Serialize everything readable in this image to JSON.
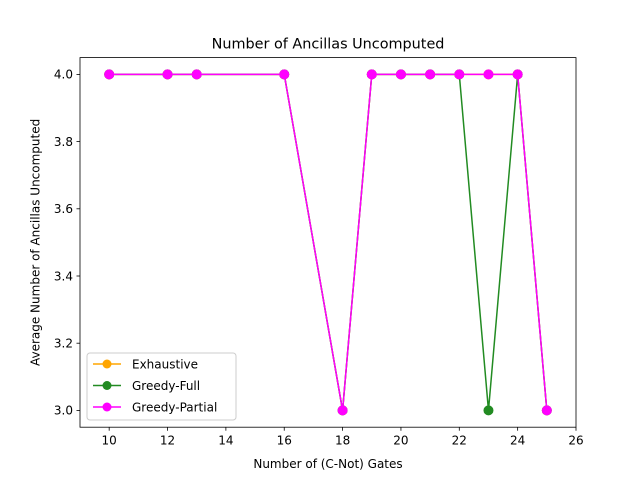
{
  "chart_data": {
    "type": "line",
    "title": "Number of Ancillas Uncomputed",
    "xlabel": "Number of (C-Not) Gates",
    "ylabel": "Average Number of Ancillas Uncomputed",
    "xlim": [
      9,
      26
    ],
    "ylim": [
      2.95,
      4.05
    ],
    "xticks": [
      10,
      12,
      14,
      16,
      18,
      20,
      22,
      24,
      26
    ],
    "xtick_labels": [
      "10",
      "12",
      "14",
      "16",
      "18",
      "20",
      "22",
      "24",
      "26"
    ],
    "yticks": [
      3.0,
      3.2,
      3.4,
      3.6,
      3.8,
      4.0
    ],
    "ytick_labels": [
      "3.0",
      "3.2",
      "3.4",
      "3.6",
      "3.8",
      "4.0"
    ],
    "grid": false,
    "legend_position": "lower-left",
    "series": [
      {
        "name": "Exhaustive",
        "color": "#ffa500",
        "marker": "circle",
        "x": [
          10,
          12,
          13,
          16,
          18,
          19,
          20,
          21,
          22,
          23,
          24,
          25
        ],
        "y": [
          4.0,
          4.0,
          4.0,
          4.0,
          3.0,
          4.0,
          4.0,
          4.0,
          4.0,
          4.0,
          4.0,
          3.0
        ]
      },
      {
        "name": "Greedy-Full",
        "color": "#228b22",
        "marker": "circle",
        "x": [
          10,
          12,
          13,
          16,
          18,
          19,
          20,
          21,
          22,
          23,
          24,
          25
        ],
        "y": [
          4.0,
          4.0,
          4.0,
          4.0,
          3.0,
          4.0,
          4.0,
          4.0,
          4.0,
          3.0,
          4.0,
          3.0
        ]
      },
      {
        "name": "Greedy-Partial",
        "color": "#ff00ff",
        "marker": "circle",
        "x": [
          10,
          12,
          13,
          16,
          18,
          19,
          20,
          21,
          22,
          23,
          24,
          25
        ],
        "y": [
          4.0,
          4.0,
          4.0,
          4.0,
          3.0,
          4.0,
          4.0,
          4.0,
          4.0,
          4.0,
          4.0,
          3.0
        ]
      }
    ]
  }
}
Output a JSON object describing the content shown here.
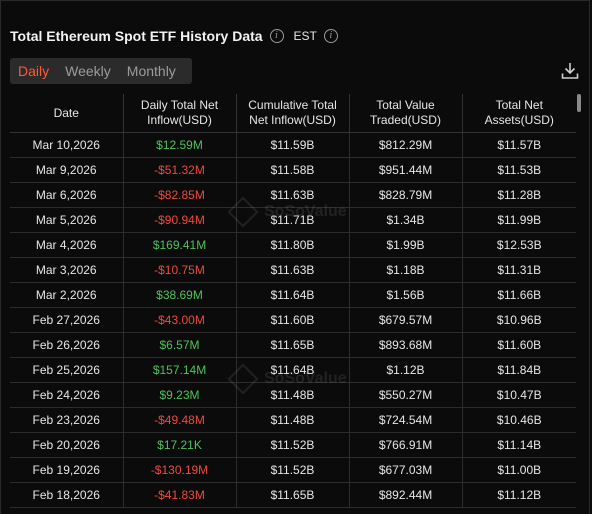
{
  "header": {
    "title": "Total Ethereum Spot ETF History Data",
    "timezone": "EST"
  },
  "tabs": [
    {
      "label": "Daily",
      "active": true
    },
    {
      "label": "Weekly",
      "active": false
    },
    {
      "label": "Monthly",
      "active": false
    }
  ],
  "icons": {
    "info": "info-icon",
    "download": "download-icon"
  },
  "colors": {
    "accent": "#ff5a36",
    "positive": "#4cc35a",
    "negative": "#ee4a3c"
  },
  "watermark": "SoSoValue",
  "table": {
    "headers": [
      [
        "Date"
      ],
      [
        "Daily Total Net",
        "Inflow(USD)"
      ],
      [
        "Cumulative Total",
        "Net Inflow(USD)"
      ],
      [
        "Total Value",
        "Traded(USD)"
      ],
      [
        "Total Net",
        "Assets(USD)"
      ]
    ],
    "rows": [
      {
        "date": "Mar 10,2026",
        "daily": "$12.59M",
        "sign": "pos",
        "cumulative": "$11.59B",
        "traded": "$812.29M",
        "assets": "$11.57B"
      },
      {
        "date": "Mar 9,2026",
        "daily": "-$51.32M",
        "sign": "neg",
        "cumulative": "$11.58B",
        "traded": "$951.44M",
        "assets": "$11.53B"
      },
      {
        "date": "Mar 6,2026",
        "daily": "-$82.85M",
        "sign": "neg",
        "cumulative": "$11.63B",
        "traded": "$828.79M",
        "assets": "$11.28B"
      },
      {
        "date": "Mar 5,2026",
        "daily": "-$90.94M",
        "sign": "neg",
        "cumulative": "$11.71B",
        "traded": "$1.34B",
        "assets": "$11.99B"
      },
      {
        "date": "Mar 4,2026",
        "daily": "$169.41M",
        "sign": "pos",
        "cumulative": "$11.80B",
        "traded": "$1.99B",
        "assets": "$12.53B"
      },
      {
        "date": "Mar 3,2026",
        "daily": "-$10.75M",
        "sign": "neg",
        "cumulative": "$11.63B",
        "traded": "$1.18B",
        "assets": "$11.31B"
      },
      {
        "date": "Mar 2,2026",
        "daily": "$38.69M",
        "sign": "pos",
        "cumulative": "$11.64B",
        "traded": "$1.56B",
        "assets": "$11.66B"
      },
      {
        "date": "Feb 27,2026",
        "daily": "-$43.00M",
        "sign": "neg",
        "cumulative": "$11.60B",
        "traded": "$679.57M",
        "assets": "$10.96B"
      },
      {
        "date": "Feb 26,2026",
        "daily": "$6.57M",
        "sign": "pos",
        "cumulative": "$11.65B",
        "traded": "$893.68M",
        "assets": "$11.60B"
      },
      {
        "date": "Feb 25,2026",
        "daily": "$157.14M",
        "sign": "pos",
        "cumulative": "$11.64B",
        "traded": "$1.12B",
        "assets": "$11.84B"
      },
      {
        "date": "Feb 24,2026",
        "daily": "$9.23M",
        "sign": "pos",
        "cumulative": "$11.48B",
        "traded": "$550.27M",
        "assets": "$10.47B"
      },
      {
        "date": "Feb 23,2026",
        "daily": "-$49.48M",
        "sign": "neg",
        "cumulative": "$11.48B",
        "traded": "$724.54M",
        "assets": "$10.46B"
      },
      {
        "date": "Feb 20,2026",
        "daily": "$17.21K",
        "sign": "pos",
        "cumulative": "$11.52B",
        "traded": "$766.91M",
        "assets": "$11.14B"
      },
      {
        "date": "Feb 19,2026",
        "daily": "-$130.19M",
        "sign": "neg",
        "cumulative": "$11.52B",
        "traded": "$677.03M",
        "assets": "$11.00B"
      },
      {
        "date": "Feb 18,2026",
        "daily": "-$41.83M",
        "sign": "neg",
        "cumulative": "$11.65B",
        "traded": "$892.44M",
        "assets": "$11.12B"
      }
    ]
  }
}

**YOUR OBJECTIVE:**
Search the data above for the string "Uncomputed" and return every line that has it.

**SOLUTION TO THIS TASK:**
    "title": "Number of Ancillas Uncomputed",
    "ylabel": "Average Number of Ancillas Uncomputed",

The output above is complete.